— START OF Records to process —
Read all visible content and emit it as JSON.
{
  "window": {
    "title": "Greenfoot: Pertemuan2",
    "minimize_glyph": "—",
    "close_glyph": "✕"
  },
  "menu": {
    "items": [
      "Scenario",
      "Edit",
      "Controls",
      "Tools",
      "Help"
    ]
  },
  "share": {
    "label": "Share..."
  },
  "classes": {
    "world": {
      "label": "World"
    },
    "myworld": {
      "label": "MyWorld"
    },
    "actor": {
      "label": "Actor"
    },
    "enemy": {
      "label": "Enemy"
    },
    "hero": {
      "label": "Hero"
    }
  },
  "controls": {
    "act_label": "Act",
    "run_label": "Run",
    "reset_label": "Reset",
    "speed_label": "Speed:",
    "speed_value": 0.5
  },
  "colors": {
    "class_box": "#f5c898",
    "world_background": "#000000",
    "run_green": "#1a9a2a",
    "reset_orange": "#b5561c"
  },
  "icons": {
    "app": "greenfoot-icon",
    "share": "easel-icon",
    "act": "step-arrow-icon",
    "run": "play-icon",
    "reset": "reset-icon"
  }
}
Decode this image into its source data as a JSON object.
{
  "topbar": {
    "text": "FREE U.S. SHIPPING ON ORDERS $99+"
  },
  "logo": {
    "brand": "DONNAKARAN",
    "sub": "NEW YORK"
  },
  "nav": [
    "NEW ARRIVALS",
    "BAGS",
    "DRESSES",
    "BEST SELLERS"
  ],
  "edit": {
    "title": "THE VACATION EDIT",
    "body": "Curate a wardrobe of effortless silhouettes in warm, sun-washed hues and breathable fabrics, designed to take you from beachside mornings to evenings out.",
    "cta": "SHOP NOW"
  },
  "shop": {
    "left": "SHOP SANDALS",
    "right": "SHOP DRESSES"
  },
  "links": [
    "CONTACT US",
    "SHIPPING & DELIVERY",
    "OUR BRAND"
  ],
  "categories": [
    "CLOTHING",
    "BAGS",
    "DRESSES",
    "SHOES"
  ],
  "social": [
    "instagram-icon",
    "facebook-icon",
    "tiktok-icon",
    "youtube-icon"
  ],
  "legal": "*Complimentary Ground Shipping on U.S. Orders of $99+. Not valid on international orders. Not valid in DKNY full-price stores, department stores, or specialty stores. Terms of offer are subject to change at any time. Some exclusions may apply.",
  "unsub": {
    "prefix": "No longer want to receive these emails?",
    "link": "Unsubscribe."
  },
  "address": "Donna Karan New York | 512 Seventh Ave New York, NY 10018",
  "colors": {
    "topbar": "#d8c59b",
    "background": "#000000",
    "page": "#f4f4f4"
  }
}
— END OF Records to process —
Instructions for the task —
Write out every line of the records exactly.

Response to this exercise —
Read all visible content and emit it as JSON.
{
  "window": {
    "title": "Greenfoot: Pertemuan2",
    "minimize_glyph": "—",
    "close_glyph": "✕"
  },
  "menu": {
    "items": [
      "Scenario",
      "Edit",
      "Controls",
      "Tools",
      "Help"
    ]
  },
  "share": {
    "label": "Share..."
  },
  "classes": {
    "world": {
      "label": "World"
    },
    "myworld": {
      "label": "MyWorld"
    },
    "actor": {
      "label": "Actor"
    },
    "enemy": {
      "label": "Enemy"
    },
    "hero": {
      "label": "Hero"
    }
  },
  "controls": {
    "act_label": "Act",
    "run_label": "Run",
    "reset_label": "Reset",
    "speed_label": "Speed:",
    "speed_value": 0.5
  },
  "colors": {
    "class_box": "#f5c898",
    "world_background": "#000000",
    "run_green": "#1a9a2a",
    "reset_orange": "#b5561c"
  },
  "icons": {
    "app": "greenfoot-icon",
    "share": "easel-icon",
    "act": "step-arrow-icon",
    "run": "play-icon",
    "reset": "reset-icon"
  }
}
Decode this image into its source data as a JSON object.
{
  "topbar": {
    "text": "FREE U.S. SHIPPING ON ORDERS $99+"
  },
  "logo": {
    "brand": "DONNAKARAN",
    "sub": "NEW YORK"
  },
  "nav": [
    "NEW ARRIVALS",
    "BAGS",
    "DRESSES",
    "BEST SELLERS"
  ],
  "edit": {
    "title": "THE VACATION EDIT",
    "body": "Curate a wardrobe of effortless silhouettes in warm, sun-washed hues and breathable fabrics, designed to take you from beachside mornings to evenings out.",
    "cta": "SHOP NOW"
  },
  "shop": {
    "left": "SHOP SANDALS",
    "right": "SHOP DRESSES"
  },
  "links": [
    "CONTACT US",
    "SHIPPING & DELIVERY",
    "OUR BRAND"
  ],
  "categories": [
    "CLOTHING",
    "BAGS",
    "DRESSES",
    "SHOES"
  ],
  "social": [
    "instagram-icon",
    "facebook-icon",
    "tiktok-icon",
    "youtube-icon"
  ],
  "legal": "*Complimentary Ground Shipping on U.S. Orders of $99+. Not valid on international orders. Not valid in DKNY full-price stores, department stores, or specialty stores. Terms of offer are subject to change at any time. Some exclusions may apply.",
  "unsub": {
    "prefix": "No longer want to receive these emails?",
    "link": "Unsubscribe."
  },
  "address": "Donna Karan New York | 512 Seventh Ave New York, NY 10018",
  "colors": {
    "topbar": "#d8c59b",
    "background": "#000000",
    "page": "#f4f4f4"
  }
}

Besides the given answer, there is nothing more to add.